THE DATA
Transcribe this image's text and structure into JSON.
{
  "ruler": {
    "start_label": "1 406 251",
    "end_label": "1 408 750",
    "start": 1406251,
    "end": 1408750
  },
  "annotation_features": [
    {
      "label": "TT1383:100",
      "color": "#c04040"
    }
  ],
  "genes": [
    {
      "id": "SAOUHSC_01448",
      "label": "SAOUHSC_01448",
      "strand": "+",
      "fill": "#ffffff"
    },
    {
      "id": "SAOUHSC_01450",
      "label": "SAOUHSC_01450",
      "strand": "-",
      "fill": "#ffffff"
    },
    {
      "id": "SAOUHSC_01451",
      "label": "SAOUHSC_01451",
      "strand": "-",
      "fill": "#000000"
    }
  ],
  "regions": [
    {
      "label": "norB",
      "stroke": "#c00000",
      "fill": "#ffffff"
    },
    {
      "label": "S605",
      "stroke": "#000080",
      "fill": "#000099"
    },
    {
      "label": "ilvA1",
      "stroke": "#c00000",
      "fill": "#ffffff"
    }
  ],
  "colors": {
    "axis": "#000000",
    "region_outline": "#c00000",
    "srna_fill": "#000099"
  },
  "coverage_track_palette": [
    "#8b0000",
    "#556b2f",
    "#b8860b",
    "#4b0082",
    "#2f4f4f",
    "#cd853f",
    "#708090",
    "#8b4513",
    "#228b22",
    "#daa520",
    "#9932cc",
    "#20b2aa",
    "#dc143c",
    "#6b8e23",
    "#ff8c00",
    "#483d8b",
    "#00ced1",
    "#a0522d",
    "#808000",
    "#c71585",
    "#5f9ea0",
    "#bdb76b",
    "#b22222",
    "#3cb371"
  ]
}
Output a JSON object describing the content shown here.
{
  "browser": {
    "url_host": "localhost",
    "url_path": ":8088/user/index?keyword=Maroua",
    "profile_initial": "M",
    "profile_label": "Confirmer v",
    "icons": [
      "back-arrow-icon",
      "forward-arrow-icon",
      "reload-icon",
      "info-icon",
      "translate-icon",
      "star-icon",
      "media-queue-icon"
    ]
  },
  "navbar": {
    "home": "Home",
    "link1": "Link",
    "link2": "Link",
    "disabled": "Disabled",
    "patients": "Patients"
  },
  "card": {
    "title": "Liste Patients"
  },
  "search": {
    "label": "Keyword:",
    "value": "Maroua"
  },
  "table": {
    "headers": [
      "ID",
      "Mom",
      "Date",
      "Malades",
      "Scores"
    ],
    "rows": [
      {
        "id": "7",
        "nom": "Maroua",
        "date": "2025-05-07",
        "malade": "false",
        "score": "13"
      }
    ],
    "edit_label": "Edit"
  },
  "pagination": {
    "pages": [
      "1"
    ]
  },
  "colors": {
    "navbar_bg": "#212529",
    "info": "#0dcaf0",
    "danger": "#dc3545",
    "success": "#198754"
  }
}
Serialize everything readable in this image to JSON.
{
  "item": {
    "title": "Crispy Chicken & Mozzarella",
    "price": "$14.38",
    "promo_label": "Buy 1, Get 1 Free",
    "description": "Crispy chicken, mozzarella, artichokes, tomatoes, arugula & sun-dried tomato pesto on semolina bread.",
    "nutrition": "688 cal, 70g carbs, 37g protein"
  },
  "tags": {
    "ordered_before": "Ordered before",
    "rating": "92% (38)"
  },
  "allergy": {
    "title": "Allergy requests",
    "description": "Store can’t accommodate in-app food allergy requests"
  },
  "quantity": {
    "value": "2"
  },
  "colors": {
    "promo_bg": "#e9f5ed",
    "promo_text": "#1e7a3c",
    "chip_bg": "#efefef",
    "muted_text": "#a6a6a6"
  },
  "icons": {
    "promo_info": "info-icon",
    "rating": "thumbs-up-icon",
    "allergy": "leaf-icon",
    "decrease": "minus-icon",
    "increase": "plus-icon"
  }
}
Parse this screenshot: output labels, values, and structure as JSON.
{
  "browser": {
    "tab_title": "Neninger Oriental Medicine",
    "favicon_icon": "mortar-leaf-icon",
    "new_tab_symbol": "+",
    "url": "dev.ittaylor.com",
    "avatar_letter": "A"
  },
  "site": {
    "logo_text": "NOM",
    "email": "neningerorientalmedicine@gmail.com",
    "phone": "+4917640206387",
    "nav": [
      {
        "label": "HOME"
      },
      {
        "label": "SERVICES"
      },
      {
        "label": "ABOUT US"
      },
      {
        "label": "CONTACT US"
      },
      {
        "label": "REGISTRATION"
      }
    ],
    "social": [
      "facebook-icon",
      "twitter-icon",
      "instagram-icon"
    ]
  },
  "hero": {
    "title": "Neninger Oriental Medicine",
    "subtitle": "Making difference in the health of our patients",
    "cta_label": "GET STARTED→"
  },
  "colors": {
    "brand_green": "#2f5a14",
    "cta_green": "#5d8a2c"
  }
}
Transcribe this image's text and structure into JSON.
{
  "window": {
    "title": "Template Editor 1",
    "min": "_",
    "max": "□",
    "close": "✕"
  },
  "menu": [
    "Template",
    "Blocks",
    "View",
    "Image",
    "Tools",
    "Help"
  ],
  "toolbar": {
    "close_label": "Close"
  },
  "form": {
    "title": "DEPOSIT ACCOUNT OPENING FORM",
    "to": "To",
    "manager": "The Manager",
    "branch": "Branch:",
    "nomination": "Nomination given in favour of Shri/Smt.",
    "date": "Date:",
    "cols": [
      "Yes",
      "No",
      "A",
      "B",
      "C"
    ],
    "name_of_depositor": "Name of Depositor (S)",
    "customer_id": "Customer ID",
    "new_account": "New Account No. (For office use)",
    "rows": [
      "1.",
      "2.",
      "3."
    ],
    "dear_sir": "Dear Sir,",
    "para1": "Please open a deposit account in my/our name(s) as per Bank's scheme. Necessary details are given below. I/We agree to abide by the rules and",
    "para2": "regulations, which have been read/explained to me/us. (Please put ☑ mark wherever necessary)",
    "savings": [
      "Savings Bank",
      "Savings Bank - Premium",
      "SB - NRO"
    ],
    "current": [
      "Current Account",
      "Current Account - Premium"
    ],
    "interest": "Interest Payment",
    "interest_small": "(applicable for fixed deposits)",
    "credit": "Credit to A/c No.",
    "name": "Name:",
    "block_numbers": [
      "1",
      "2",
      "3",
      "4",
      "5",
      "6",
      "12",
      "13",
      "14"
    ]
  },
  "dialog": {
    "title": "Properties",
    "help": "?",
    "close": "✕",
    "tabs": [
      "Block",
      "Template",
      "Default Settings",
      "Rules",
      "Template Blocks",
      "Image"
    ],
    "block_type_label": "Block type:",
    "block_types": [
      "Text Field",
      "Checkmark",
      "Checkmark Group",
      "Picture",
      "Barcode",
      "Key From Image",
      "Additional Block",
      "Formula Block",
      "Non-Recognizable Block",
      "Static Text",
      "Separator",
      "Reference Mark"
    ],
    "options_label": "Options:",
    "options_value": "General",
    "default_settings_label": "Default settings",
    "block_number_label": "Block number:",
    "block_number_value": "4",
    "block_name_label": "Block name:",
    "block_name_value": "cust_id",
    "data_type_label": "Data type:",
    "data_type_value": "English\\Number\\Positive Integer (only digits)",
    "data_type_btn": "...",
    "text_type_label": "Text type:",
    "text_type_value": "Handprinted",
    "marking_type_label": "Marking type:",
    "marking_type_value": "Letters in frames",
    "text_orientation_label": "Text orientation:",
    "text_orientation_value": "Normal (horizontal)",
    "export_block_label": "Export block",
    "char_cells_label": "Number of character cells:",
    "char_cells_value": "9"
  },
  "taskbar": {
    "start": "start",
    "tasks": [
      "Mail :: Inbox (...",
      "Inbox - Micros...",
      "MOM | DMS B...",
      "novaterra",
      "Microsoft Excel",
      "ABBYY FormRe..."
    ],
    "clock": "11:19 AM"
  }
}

HOW TO COMPLETE THIS TASK
Starting from the data above, filter for lines with "Maroua" and copy each one.

RESULT OF THIS EXERCISE
    "url_path": ":8088/user/index?keyword=Maroua",
    "value": "Maroua"
        "nom": "Maroua",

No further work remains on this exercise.